(Figure collection entries)
═══
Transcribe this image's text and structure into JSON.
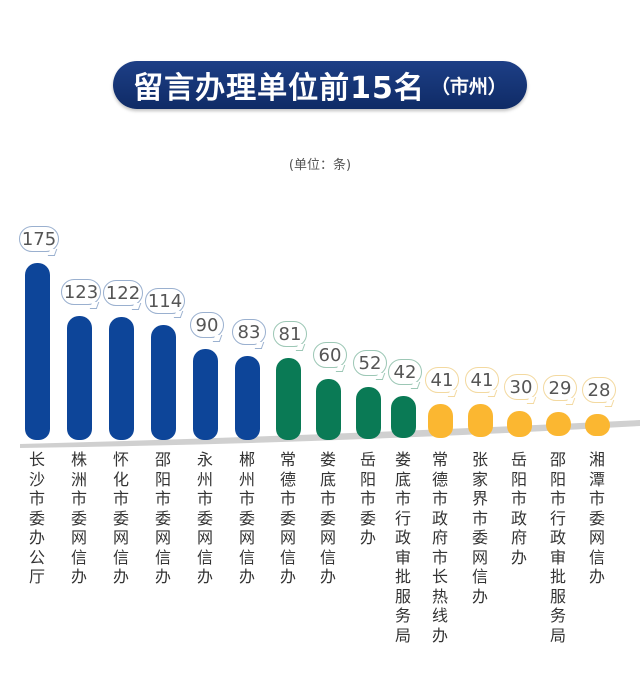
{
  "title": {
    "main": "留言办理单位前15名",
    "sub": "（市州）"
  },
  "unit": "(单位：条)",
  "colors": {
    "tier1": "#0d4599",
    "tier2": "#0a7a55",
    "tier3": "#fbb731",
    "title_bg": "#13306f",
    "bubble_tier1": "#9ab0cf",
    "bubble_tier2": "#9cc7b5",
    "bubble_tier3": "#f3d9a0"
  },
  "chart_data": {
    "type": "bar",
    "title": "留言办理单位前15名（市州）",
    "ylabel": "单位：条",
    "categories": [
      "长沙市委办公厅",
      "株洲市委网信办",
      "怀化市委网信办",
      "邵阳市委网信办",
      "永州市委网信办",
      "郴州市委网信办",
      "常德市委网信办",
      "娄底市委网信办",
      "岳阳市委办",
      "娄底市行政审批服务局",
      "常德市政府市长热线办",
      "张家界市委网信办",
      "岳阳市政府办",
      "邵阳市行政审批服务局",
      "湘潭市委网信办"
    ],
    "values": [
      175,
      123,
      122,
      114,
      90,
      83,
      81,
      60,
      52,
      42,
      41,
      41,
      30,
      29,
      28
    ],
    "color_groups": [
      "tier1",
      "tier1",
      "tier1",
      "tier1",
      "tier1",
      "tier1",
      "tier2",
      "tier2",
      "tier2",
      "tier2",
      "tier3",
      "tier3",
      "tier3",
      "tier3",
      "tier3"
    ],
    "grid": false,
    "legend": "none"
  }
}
═══
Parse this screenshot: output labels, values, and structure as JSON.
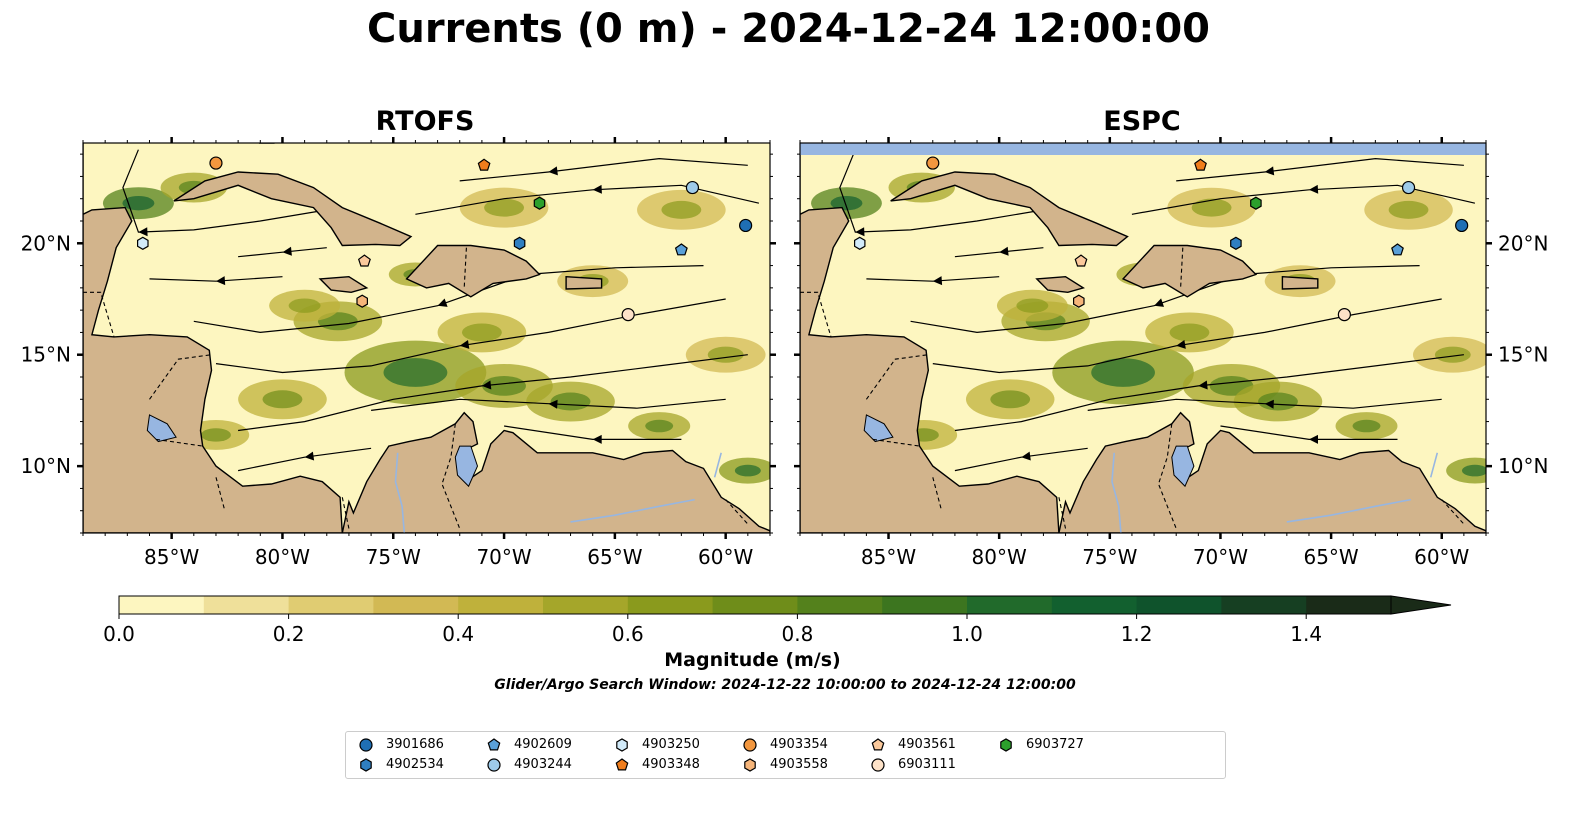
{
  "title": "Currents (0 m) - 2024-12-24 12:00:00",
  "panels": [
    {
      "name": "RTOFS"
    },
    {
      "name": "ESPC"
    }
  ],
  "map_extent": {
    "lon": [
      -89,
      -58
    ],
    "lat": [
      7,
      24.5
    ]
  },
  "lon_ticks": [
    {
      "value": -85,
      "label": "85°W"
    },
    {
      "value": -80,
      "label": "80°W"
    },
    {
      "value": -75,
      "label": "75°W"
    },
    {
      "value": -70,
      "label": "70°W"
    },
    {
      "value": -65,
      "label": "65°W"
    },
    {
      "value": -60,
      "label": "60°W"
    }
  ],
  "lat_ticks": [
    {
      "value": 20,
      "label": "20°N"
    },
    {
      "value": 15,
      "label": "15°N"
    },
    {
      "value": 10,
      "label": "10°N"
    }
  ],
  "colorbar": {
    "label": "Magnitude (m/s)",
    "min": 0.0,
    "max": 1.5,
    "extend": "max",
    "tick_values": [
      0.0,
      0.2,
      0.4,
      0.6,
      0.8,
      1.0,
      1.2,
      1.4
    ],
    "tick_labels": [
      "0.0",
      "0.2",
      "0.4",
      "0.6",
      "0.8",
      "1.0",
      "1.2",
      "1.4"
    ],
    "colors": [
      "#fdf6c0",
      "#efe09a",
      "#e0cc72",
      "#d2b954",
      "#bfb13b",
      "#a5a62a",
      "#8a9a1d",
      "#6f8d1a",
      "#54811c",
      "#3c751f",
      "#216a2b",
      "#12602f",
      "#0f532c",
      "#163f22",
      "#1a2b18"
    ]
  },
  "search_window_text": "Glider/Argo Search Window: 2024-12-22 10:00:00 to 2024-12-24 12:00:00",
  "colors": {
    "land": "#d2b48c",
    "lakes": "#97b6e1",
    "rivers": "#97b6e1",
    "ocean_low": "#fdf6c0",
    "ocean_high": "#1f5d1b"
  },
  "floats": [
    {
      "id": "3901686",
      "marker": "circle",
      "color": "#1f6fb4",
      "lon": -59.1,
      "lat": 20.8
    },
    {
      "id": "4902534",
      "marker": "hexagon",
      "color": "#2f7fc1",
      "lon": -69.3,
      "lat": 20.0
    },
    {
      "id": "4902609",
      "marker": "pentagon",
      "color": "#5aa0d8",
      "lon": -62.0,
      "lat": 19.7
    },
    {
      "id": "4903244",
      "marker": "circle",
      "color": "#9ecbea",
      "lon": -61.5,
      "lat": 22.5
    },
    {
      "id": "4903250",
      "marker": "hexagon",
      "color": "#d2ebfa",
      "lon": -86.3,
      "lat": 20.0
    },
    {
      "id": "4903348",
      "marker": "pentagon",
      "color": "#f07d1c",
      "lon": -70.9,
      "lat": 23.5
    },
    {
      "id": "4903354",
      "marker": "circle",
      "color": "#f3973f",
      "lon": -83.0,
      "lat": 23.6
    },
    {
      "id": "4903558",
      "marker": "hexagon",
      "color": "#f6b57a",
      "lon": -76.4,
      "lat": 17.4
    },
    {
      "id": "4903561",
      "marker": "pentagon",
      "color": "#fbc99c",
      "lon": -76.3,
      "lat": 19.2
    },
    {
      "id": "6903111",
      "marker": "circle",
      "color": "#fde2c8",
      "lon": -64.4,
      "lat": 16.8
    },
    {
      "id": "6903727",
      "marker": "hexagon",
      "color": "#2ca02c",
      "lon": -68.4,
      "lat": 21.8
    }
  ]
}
═══
WHAT YOU WILL DO → Give the number of lines in the listing above that hold the string "this", with nothing else.

THE COMPLETED TASK → 2